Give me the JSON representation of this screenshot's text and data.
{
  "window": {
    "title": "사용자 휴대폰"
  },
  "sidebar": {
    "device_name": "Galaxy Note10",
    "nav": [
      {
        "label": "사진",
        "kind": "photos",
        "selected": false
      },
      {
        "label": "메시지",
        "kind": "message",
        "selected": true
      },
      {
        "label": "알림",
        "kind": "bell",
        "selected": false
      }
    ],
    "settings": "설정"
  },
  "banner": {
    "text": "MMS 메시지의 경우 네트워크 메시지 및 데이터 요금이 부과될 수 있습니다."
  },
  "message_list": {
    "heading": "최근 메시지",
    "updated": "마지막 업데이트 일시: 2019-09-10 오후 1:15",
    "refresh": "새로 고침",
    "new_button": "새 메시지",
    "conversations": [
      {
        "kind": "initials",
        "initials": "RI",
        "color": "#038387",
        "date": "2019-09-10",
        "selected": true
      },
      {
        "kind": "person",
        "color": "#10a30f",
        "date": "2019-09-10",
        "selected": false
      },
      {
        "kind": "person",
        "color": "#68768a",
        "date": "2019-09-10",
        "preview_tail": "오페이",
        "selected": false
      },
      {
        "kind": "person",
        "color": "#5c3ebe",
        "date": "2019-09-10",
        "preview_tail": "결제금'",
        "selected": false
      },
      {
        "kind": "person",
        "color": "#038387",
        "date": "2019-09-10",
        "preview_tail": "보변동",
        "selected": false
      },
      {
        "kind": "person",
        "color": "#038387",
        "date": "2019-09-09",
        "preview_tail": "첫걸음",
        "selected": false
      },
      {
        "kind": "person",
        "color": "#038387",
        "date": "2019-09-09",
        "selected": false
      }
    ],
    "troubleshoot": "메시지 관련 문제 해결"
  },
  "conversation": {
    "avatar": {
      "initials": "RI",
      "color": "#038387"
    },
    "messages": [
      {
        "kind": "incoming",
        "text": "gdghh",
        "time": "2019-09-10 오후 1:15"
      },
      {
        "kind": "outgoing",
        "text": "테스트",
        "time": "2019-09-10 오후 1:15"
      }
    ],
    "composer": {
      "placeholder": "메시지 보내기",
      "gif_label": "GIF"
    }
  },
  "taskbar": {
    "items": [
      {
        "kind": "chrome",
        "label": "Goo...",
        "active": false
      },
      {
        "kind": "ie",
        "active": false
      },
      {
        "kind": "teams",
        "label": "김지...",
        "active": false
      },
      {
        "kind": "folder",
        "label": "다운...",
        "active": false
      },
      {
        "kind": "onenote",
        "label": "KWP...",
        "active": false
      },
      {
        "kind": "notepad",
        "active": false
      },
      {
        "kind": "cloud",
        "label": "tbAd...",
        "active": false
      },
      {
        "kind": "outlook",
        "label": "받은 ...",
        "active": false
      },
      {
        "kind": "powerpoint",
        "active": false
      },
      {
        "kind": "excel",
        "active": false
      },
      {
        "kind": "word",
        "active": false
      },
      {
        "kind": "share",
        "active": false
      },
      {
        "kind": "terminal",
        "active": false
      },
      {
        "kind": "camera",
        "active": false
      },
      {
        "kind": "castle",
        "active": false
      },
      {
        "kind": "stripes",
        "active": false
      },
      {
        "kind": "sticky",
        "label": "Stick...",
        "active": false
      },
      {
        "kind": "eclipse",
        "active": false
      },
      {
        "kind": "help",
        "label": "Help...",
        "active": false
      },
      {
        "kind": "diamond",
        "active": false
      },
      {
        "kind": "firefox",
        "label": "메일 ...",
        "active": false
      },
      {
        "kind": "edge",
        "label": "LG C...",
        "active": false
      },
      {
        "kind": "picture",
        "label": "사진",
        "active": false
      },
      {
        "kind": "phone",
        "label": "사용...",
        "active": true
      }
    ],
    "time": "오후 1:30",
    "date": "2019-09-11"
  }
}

* [WHAT THE EXERCISE ASKS]:
Retype the material in full, character for character.

* [TASK OUTPUT]:
Give me the JSON representation of this screenshot's text and data.
{
  "window": {
    "title": "사용자 휴대폰"
  },
  "sidebar": {
    "device_name": "Galaxy Note10",
    "nav": [
      {
        "label": "사진",
        "kind": "photos",
        "selected": false
      },
      {
        "label": "메시지",
        "kind": "message",
        "selected": true
      },
      {
        "label": "알림",
        "kind": "bell",
        "selected": false
      }
    ],
    "settings": "설정"
  },
  "banner": {
    "text": "MMS 메시지의 경우 네트워크 메시지 및 데이터 요금이 부과될 수 있습니다."
  },
  "message_list": {
    "heading": "최근 메시지",
    "updated": "마지막 업데이트 일시: 2019-09-10 오후 1:15",
    "refresh": "새로 고침",
    "new_button": "새 메시지",
    "conversations": [
      {
        "kind": "initials",
        "initials": "RI",
        "color": "#038387",
        "date": "2019-09-10",
        "selected": true
      },
      {
        "kind": "person",
        "color": "#10a30f",
        "date": "2019-09-10",
        "selected": false
      },
      {
        "kind": "person",
        "color": "#68768a",
        "date": "2019-09-10",
        "preview_tail": "오페이",
        "selected": false
      },
      {
        "kind": "person",
        "color": "#5c3ebe",
        "date": "2019-09-10",
        "preview_tail": "결제금'",
        "selected": false
      },
      {
        "kind": "person",
        "color": "#038387",
        "date": "2019-09-10",
        "preview_tail": "보변동",
        "selected": false
      },
      {
        "kind": "person",
        "color": "#038387",
        "date": "2019-09-09",
        "preview_tail": "첫걸음",
        "selected": false
      },
      {
        "kind": "person",
        "color": "#038387",
        "date": "2019-09-09",
        "selected": false
      }
    ],
    "troubleshoot": "메시지 관련 문제 해결"
  },
  "conversation": {
    "avatar": {
      "initials": "RI",
      "color": "#038387"
    },
    "messages": [
      {
        "kind": "incoming",
        "text": "gdghh",
        "time": "2019-09-10 오후 1:15"
      },
      {
        "kind": "outgoing",
        "text": "테스트",
        "time": "2019-09-10 오후 1:15"
      }
    ],
    "composer": {
      "placeholder": "메시지 보내기",
      "gif_label": "GIF"
    }
  },
  "taskbar": {
    "items": [
      {
        "kind": "chrome",
        "label": "Goo...",
        "active": false
      },
      {
        "kind": "ie",
        "active": false
      },
      {
        "kind": "teams",
        "label": "김지...",
        "active": false
      },
      {
        "kind": "folder",
        "label": "다운...",
        "active": false
      },
      {
        "kind": "onenote",
        "label": "KWP...",
        "active": false
      },
      {
        "kind": "notepad",
        "active": false
      },
      {
        "kind": "cloud",
        "label": "tbAd...",
        "active": false
      },
      {
        "kind": "outlook",
        "label": "받은 ...",
        "active": false
      },
      {
        "kind": "powerpoint",
        "active": false
      },
      {
        "kind": "excel",
        "active": false
      },
      {
        "kind": "word",
        "active": false
      },
      {
        "kind": "share",
        "active": false
      },
      {
        "kind": "terminal",
        "active": false
      },
      {
        "kind": "camera",
        "active": false
      },
      {
        "kind": "castle",
        "active": false
      },
      {
        "kind": "stripes",
        "active": false
      },
      {
        "kind": "sticky",
        "label": "Stick...",
        "active": false
      },
      {
        "kind": "eclipse",
        "active": false
      },
      {
        "kind": "help",
        "label": "Help...",
        "active": false
      },
      {
        "kind": "diamond",
        "active": false
      },
      {
        "kind": "firefox",
        "label": "메일 ...",
        "active": false
      },
      {
        "kind": "edge",
        "label": "LG C...",
        "active": false
      },
      {
        "kind": "picture",
        "label": "사진",
        "active": false
      },
      {
        "kind": "phone",
        "label": "사용...",
        "active": true
      }
    ],
    "time": "오후 1:30",
    "date": "2019-09-11"
  }
}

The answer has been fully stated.